What is required » Determine how many lines of the data below contain "JSON", then give only that number.
▬▬▬
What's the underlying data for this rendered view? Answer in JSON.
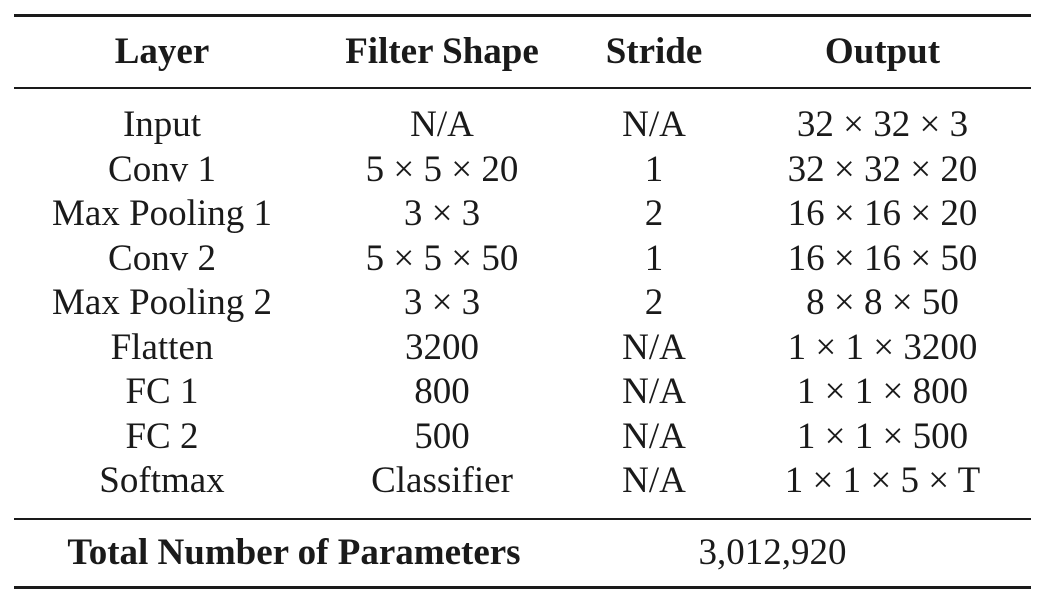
{
  "table": {
    "headers": [
      "Layer",
      "Filter Shape",
      "Stride",
      "Output"
    ],
    "rows": [
      [
        "Input",
        "N/A",
        "N/A",
        "32 × 32 × 3"
      ],
      [
        "Conv 1",
        "5 × 5 × 20",
        "1",
        "32 × 32 × 20"
      ],
      [
        "Max Pooling 1",
        "3 × 3",
        "2",
        "16 × 16 × 20"
      ],
      [
        "Conv 2",
        "5 × 5 × 50",
        "1",
        "16 × 16 × 50"
      ],
      [
        "Max Pooling 2",
        "3 × 3",
        "2",
        "8 × 8 × 50"
      ],
      [
        "Flatten",
        "3200",
        "N/A",
        "1 × 1 × 3200"
      ],
      [
        "FC 1",
        "800",
        "N/A",
        "1 × 1 × 800"
      ],
      [
        "FC 2",
        "500",
        "N/A",
        "1 × 1 × 500"
      ],
      [
        "Softmax",
        "Classifier",
        "N/A",
        "1 × 1 × 5 × T"
      ]
    ],
    "footer": {
      "label": "Total Number of Parameters",
      "value": "3,012,920"
    }
  }
}
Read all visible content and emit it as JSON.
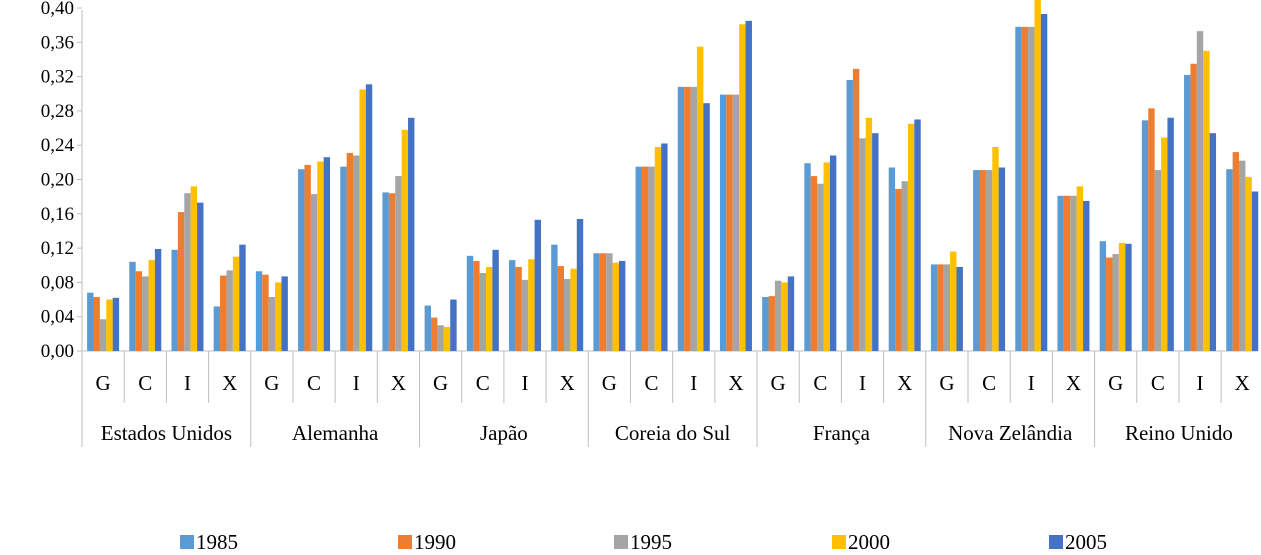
{
  "chart_data": {
    "type": "bar",
    "title": "",
    "xlabel": "",
    "ylabel": "",
    "ylim": [
      0,
      0.4
    ],
    "yticks": [
      "0,00",
      "0,04",
      "0,08",
      "0,12",
      "0,16",
      "0,20",
      "0,24",
      "0,28",
      "0,32",
      "0,36",
      "0,40"
    ],
    "grid": false,
    "legend_position": "bottom",
    "groups": [
      {
        "name": "Estados Unidos",
        "subcategories": [
          "G",
          "C",
          "I",
          "X"
        ]
      },
      {
        "name": "Alemanha",
        "subcategories": [
          "G",
          "C",
          "I",
          "X"
        ]
      },
      {
        "name": "Japão",
        "subcategories": [
          "G",
          "C",
          "I",
          "X"
        ]
      },
      {
        "name": "Coreia do Sul",
        "subcategories": [
          "G",
          "C",
          "I",
          "X"
        ]
      },
      {
        "name": "França",
        "subcategories": [
          "G",
          "C",
          "I",
          "X"
        ]
      },
      {
        "name": "Nova Zelândia",
        "subcategories": [
          "G",
          "C",
          "I",
          "X"
        ]
      },
      {
        "name": "Reino Unido",
        "subcategories": [
          "G",
          "C",
          "I",
          "X"
        ]
      }
    ],
    "series": [
      {
        "name": "1985",
        "color": "#5b9bd5",
        "values": [
          0.068,
          0.104,
          0.118,
          0.052,
          0.093,
          0.212,
          0.215,
          0.185,
          0.053,
          0.111,
          0.106,
          0.124,
          0.114,
          0.215,
          0.308,
          0.299,
          0.063,
          0.219,
          0.316,
          0.214,
          0.101,
          0.211,
          0.378,
          0.181,
          0.128,
          0.269,
          0.322,
          0.212
        ]
      },
      {
        "name": "1990",
        "color": "#ed7d31",
        "values": [
          0.063,
          0.093,
          0.162,
          0.088,
          0.089,
          0.217,
          0.231,
          0.184,
          0.039,
          0.105,
          0.098,
          0.099,
          0.114,
          0.215,
          0.308,
          0.299,
          0.064,
          0.204,
          0.329,
          0.189,
          0.101,
          0.211,
          0.378,
          0.181,
          0.109,
          0.283,
          0.335,
          0.232
        ]
      },
      {
        "name": "1995",
        "color": "#a5a5a5",
        "values": [
          0.037,
          0.087,
          0.184,
          0.094,
          0.063,
          0.183,
          0.228,
          0.204,
          0.03,
          0.091,
          0.083,
          0.084,
          0.114,
          0.215,
          0.308,
          0.299,
          0.082,
          0.195,
          0.248,
          0.198,
          0.101,
          0.211,
          0.378,
          0.181,
          0.113,
          0.211,
          0.373,
          0.222
        ]
      },
      {
        "name": "2000",
        "color": "#ffc000",
        "values": [
          0.06,
          0.106,
          0.192,
          0.11,
          0.08,
          0.221,
          0.305,
          0.258,
          0.028,
          0.098,
          0.107,
          0.096,
          0.103,
          0.238,
          0.355,
          0.381,
          0.08,
          0.22,
          0.272,
          0.265,
          0.116,
          0.238,
          0.412,
          0.192,
          0.126,
          0.249,
          0.35,
          0.203
        ]
      },
      {
        "name": "2005",
        "color": "#4472c4",
        "values": [
          0.062,
          0.119,
          0.173,
          0.124,
          0.087,
          0.226,
          0.311,
          0.272,
          0.06,
          0.118,
          0.153,
          0.154,
          0.105,
          0.242,
          0.289,
          0.385,
          0.087,
          0.228,
          0.254,
          0.27,
          0.098,
          0.214,
          0.393,
          0.175,
          0.125,
          0.272,
          0.254,
          0.186
        ]
      }
    ]
  }
}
▬▬▬
Answer to the task » 2